[Transcript entries for document pages]

────────────────────────────────────────

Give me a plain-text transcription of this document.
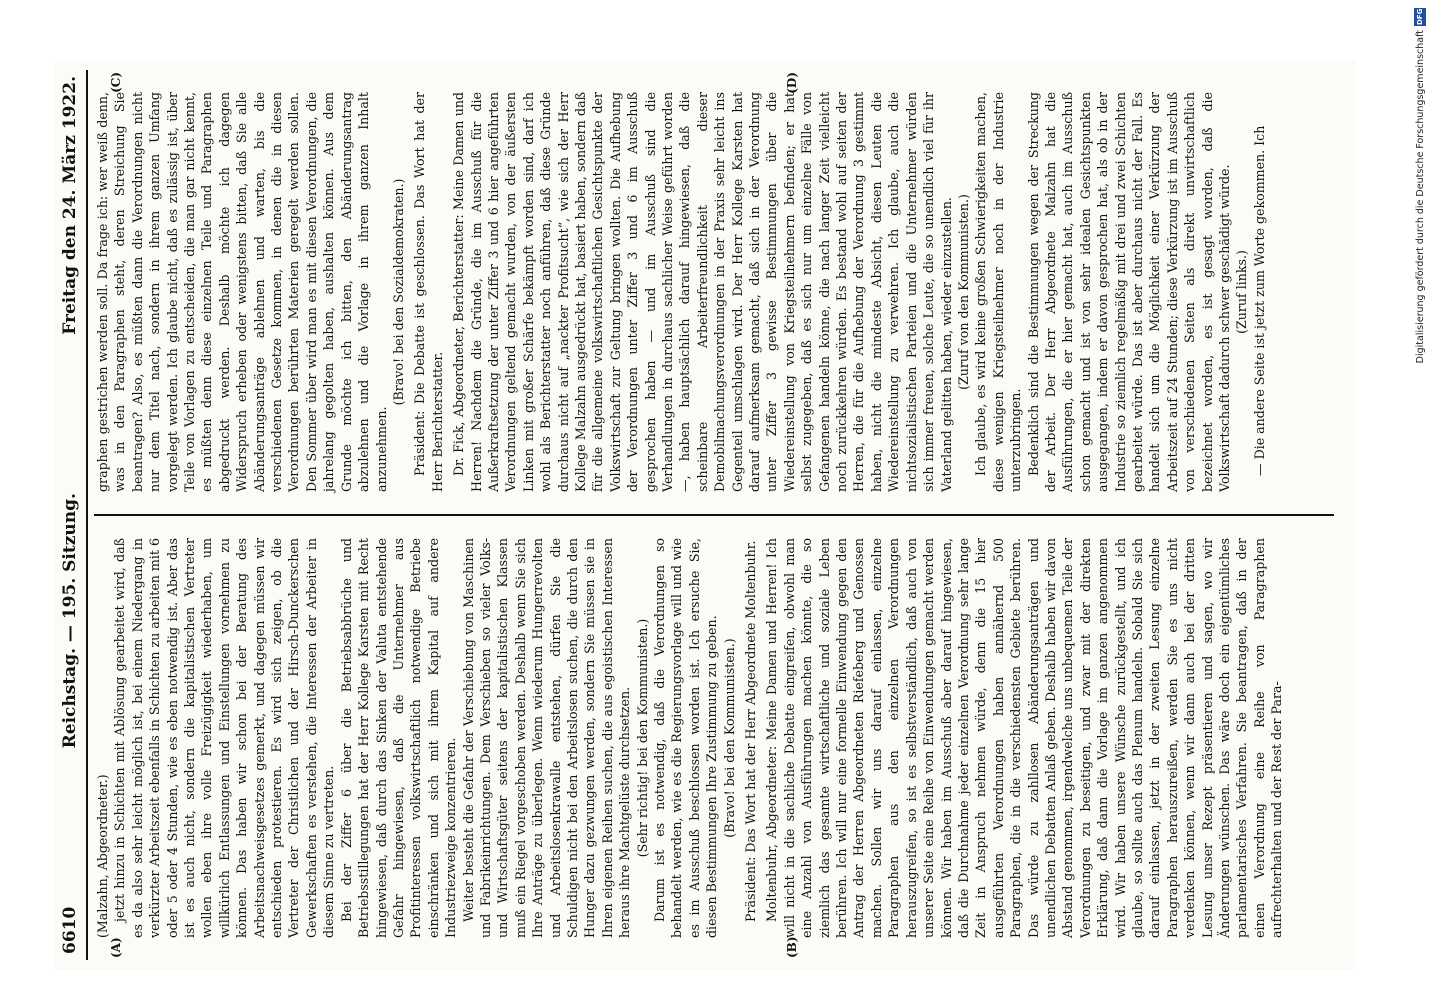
6610
Reichstag. — 195. Sitzung.
Freitag den 24. März 1922.
(A)	(B)

(Malzahn, Abgeordneter.) jetzt hinzu in Schichten mit Ablösung gearbeitet wird, daß es da also sehr leicht möglich ist, bei einem Niedergang in verkürzter Arbeitszeit ebenfalls in Schichten zu arbeiten mit 6 oder 5 oder 4 Stunden, wie es eben notwendig ist. Aber das ist es auch nicht, sondern die kapitalistischen Vertreter wollen eben ihre volle Freizügigkeit wiederhaben, um willkürlich Entlassungen und Einstellungen vornehmen zu können. Das haben wir schon bei der Beratung des Arbeitsnachweisgesetzes gemerkt, und dagegen müssen wir entschieden protestieren. Es wird sich zeigen, ob die Vertreter der Christlichen und der Hirsch-Dunckerschen Gewerkschaften es verstehen, die Interessen der Arbeiter in diesem Sinne zu vertreten. Bei der Ziffer 6 über die Betriebsabbrüche und Betriebsstillegungen hat der Herr Kollege Karsten mit Recht hingewiesen, daß durch das Sinken der Valuta entstehende Gefahr hingewiesen, daß die Unternehmer aus Profitinteressen volkswirtschaftlich notwendige Betriebe einschränken und sich mit ihrem Kapital auf andere Industriezweige konzentrieren. Weiter besteht die Gefahr der Verschiebung von Maschinen und Fabrikeinrichtungen. Dem Verschieben so vieler Volks- und Wirtschaftsgüter seitens der kapitalistischen Klassen muß ein Riegel vorgeschoben werden. Deshalb wenn Sie sich Ihre Anträge zu überlegen. Wenn wiederum Hungerrevolten und Arbeitslosenkrawalle entstehen, dürfen Sie die Schuldigen nicht bei den Arbeitslosen suchen, die durch den Hunger dazu gezwungen werden, sondern Sie müssen sie in Ihren eigenen Reihen suchen, die aus egoistischen Interessen heraus ihre Machtgelüste durchsetzen. (Sehr richtig! bei den Kommunisten.) Darum ist es notwendig, daß die Verordnungen so behandelt werden, wie es die Regierungsvorlage will und wie es im Ausschuß beschlossen worden ist. Ich ersuche Sie, diesen Bestimmungen Ihre Zustimmung zu geben. (Bravo! bei den Kommunisten.) Präsident: Das Wort hat der Herr Abgeordnete Moltenbuhr. Moltenbuhr, Abgeordneter: Meine Damen und Herren! Ich will nicht in die sachliche Debatte eingreifen, obwohl man eine Anzahl von Ausführungen machen könnte, die so ziemlich das gesamte wirtschaftliche und soziale Leben berühren. Ich will nur eine formelle Einwendung gegen den Antrag der Herren Abgeordneten Riefeberg und Genossen machen. Sollen wir uns darauf einlassen, einzelne Paragraphen aus den einzelnen Verordnungen herauszugreifen, so ist es selbstverständlich, daß auch von unserer Seite eine Reihe von Einwendungen gemacht werden können. Wir haben im Ausschuß aber darauf hingewiesen, daß die Durchnahme jeder einzelnen Verordnung sehr lange Zeit in Anspruch nehmen würde, denn die 15 hier ausgeführten Verordnungen haben annähernd 500 Paragraphen, die in die verschiedensten Gebiete berühren. Das würde zu zahllosen Abänderungsanträgen und unendlichen Debatten Anlaß geben. Deshalb haben wir davon Abstand genommen, irgendwelche uns unbequemen Teile der Verordnungen zu beseitigen, und zwar mit der direkten Erklärung, daß dann die Vorlage im ganzen angenommen wird. Wir haben unsere Wünsche zurückgestellt, und ich glaube, so sollte auch das Plenum handeln. Sobald Sie sich darauf einlassen, jetzt in der zweiten Lesung einzelne Paragraphen herauszureißen, werden Sie es uns nicht verdenken können, wenn wir dann auch bei der dritten Lesung unser Rezept präsentieren und sagen, wo wir Änderungen wünschen. Das wäre doch ein eigentümliches parlamentarisches Verfahren. Sie beantragen, daß in der einen Verordnung eine Reihe von Paragraphen aufrechterhalten und der Rest der Para-

(C)	(D)

graphen gestrichen werden soll. Da frage ich: wer weiß denn, was in den Paragraphen steht, deren Streichung Sie beantragen? Also, es müßten dann die Verordnungen nicht nur dem Titel nach, sondern in ihrem ganzen Umfang vorgelegt werden. Ich glaube nicht, daß es zulässig ist, über Teile von Vorlagen zu entscheiden, die man gar nicht kennt, es müßten denn diese einzelnen Teile und Paragraphen abgedruckt werden. Deshalb möchte ich dagegen Widerspruch erheben oder wenigstens bitten, daß Sie alle Abänderungsanträge ablehnen und warten, bis die verschiedenen Gesetze kommen, in denen die in diesen Verordnungen berührten Materien geregelt werden sollen. Den Sommer über wird man es mit diesen Verordnungen, die jahrelang gegolten haben, aushalten können. Aus dem Grunde möchte ich bitten, den Abänderungsantrag abzulehnen und die Vorlage in ihrem ganzen Inhalt anzunehmen.

(Bravo! bei den Sozialdemokraten.) Präsident: Die Debatte ist geschlossen. Das Wort hat der Herr Berichterstatter. Dr. Fick, Abgeordneter, Berichterstatter: Meine Damen und Herren! Nachdem die Gründe, die im Ausschuß für die Außerkraftsetzung der unter Ziffer 3 und 6 hier angeführten Verordnungen geltend gemacht wurden, von der äußersten Linken mit großer Schärfe bekämpft worden sind, darf ich wohl als Berichterstatter noch anführen, daß diese Gründe durchaus nicht auf „nackter Profitsucht“, wie sich der Herr Kollege Malzahn ausgedrückt hat, basiert haben, sondern daß für die allgemeine volkswirtschaftlichen Gesichtspunkte der Volkswirtschaft zur Geltung bringen wollten. Die Aufhebung der Verordnungen unter Ziffer 3 und 6 im Ausschuß gesprochen haben — und im Ausschuß sind die Verhandlungen in durchaus sachlicher Weise geführt worden —, haben hauptsächlich darauf hingewiesen, daß die scheinbare Arbeiterfreundlichkeit dieser Demobilmachungsverordnungen in der Praxis sehr leicht ins Gegenteil umschlagen wird. Der Herr Kollege Karsten hat darauf aufmerksam gemacht, daß sich in der Verordnung unter Ziffer 3 gewisse Bestimmungen über die Wiedereinstellung von Kriegsteilnehmern befinden; er hat selbst zugegeben, daß es sich nur um einzelne Fälle von Gefangenen handeln könne, die nach langer Zeit vielleicht noch zurückkehren würden. Es bestand wohl auf seiten der Herren, die für die Aufhebung der Verordnung 3 gestimmt haben, nicht die mindeste Absicht, diesen Leuten die Wiedereinstellung zu verwehren. Ich glaube, auch die nichtsozialistischen Parteien und die Unternehmer würden sich immer freuen, solche Leute, die so unendlich viel für ihr Vaterland gelitten haben, wieder einzustellen. (Zuruf von den Kommunisten.) Ich glaube, es wird keine großen Schwierigkeiten machen, diese wenigen Kriegsteilnehmer noch in der Industrie unterzubringen. Bedenklich sind die Bestimmungen wegen der Streckung der Arbeit. Der Herr Abgeordnete Malzahn hat die Ausführungen, die er hier gemacht hat, auch im Ausschuß schon gemacht und ist von sehr idealen Gesichtspunkten ausgegangen, indem er davon gesprochen hat, als ob in der Industrie so ziemlich regelmäßig mit drei und zwei Schichten gearbeitet würde. Das ist aber durchaus nicht der Fall. Es handelt sich um die Möglichkeit einer Verkürzung der Arbeitszeit auf 24 Stunden; diese Verkürzung ist im Ausschuß von verschiedenen Seiten als direkt unwirtschaftlich bezeichnet worden, es ist gesagt worden, daß die Volkswirtschaft dadurch schwer geschädigt würde. (Zuruf links.) — Die andere Seite ist jetzt zum Worte gekommen. Ich

DFG
Digitalisierung gefördert durch die Deutsche Forschungsgemeinschaft
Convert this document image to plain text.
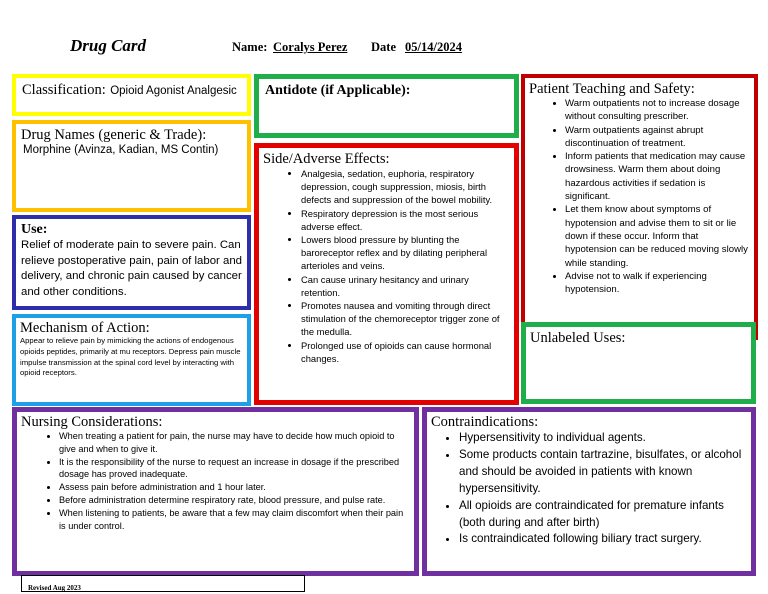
Drug Card	Name: Coralys Perez Date 05/14/2024
Classification: Opioid Agonist Analgesic
Drug Names (generic & Trade):
Morphine (Avinza, Kadian, MS Contin)
Use:
Relief of moderate pain to severe pain. Can relieve postoperative pain, pain of labor and delivery, and chronic pain caused by cancer and other conditions.
Mechanism of Action:
Appear to relieve pain by mimicking the actions of endogenous opioids peptides, primarily at mu receptors. Depress pain muscle impulse transmission at the spinal cord level by interacting with opioid receptors.
Antidote (if Applicable):
Side/Adverse Effects:
• Analgesia, sedation, euphoria, respiratory depression, cough suppression, miosis, birth defects and suppression of the bowel mobility.
• Respiratory depression is the most serious adverse effect.
• Lowers blood pressure by blunting the baroreceptor reflex and by dilating peripheral arterioles and veins.
• Can cause urinary hesitancy and urinary retention.
• Promotes nausea and vomiting through direct stimulation of the chemoreceptor trigger zone of the medulla.
• Prolonged use of opioids can cause hormonal changes.
Patient Teaching and Safety:
• Warm outpatients not to increase dosage without consulting prescriber.
• Warm outpatients against abrupt discontinuation of treatment.
• Inform patients that medication may cause drowsiness. Warm them about doing hazardous activities if sedation is significant.
• Let them know about symptoms of hypotension and advise them to sit or lie down if these occur. Inform that hypotension can be reduced moving slowly while standing.
• Advise not to walk if experiencing hypotension.
Unlabeled Uses:
Nursing Considerations:
• When treating a patient for pain, the nurse may have to decide how much opioid to give and when to give it.
• It is the responsibility of the nurse to request an increase in dosage if the prescribed dosage has proved inadequate.
• Assess pain before administration and 1 hour later.
• Before administration determine respiratory rate, blood pressure, and pulse rate.
• When listening to patients, be aware that a few may claim discomfort when their pain is under control.
Contraindications:
• Hypersensitivity to individual agents.
• Some products contain tartrazine, bisulfates, or alcohol and should be avoided in patients with known hypersensitivity.
• All opioids are contraindicated for premature infants (both during and after birth)
• Is contraindicated following biliary tract surgery.
Revised Aug 2023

────────────────────────────────────────

• [Task] Where the string "Drug" occurs in the data, return the whole line.

• [Answer to this task]
Drug Card	Name: Coralys Perez Date 05/14/2024
Drug Names (generic & Trade):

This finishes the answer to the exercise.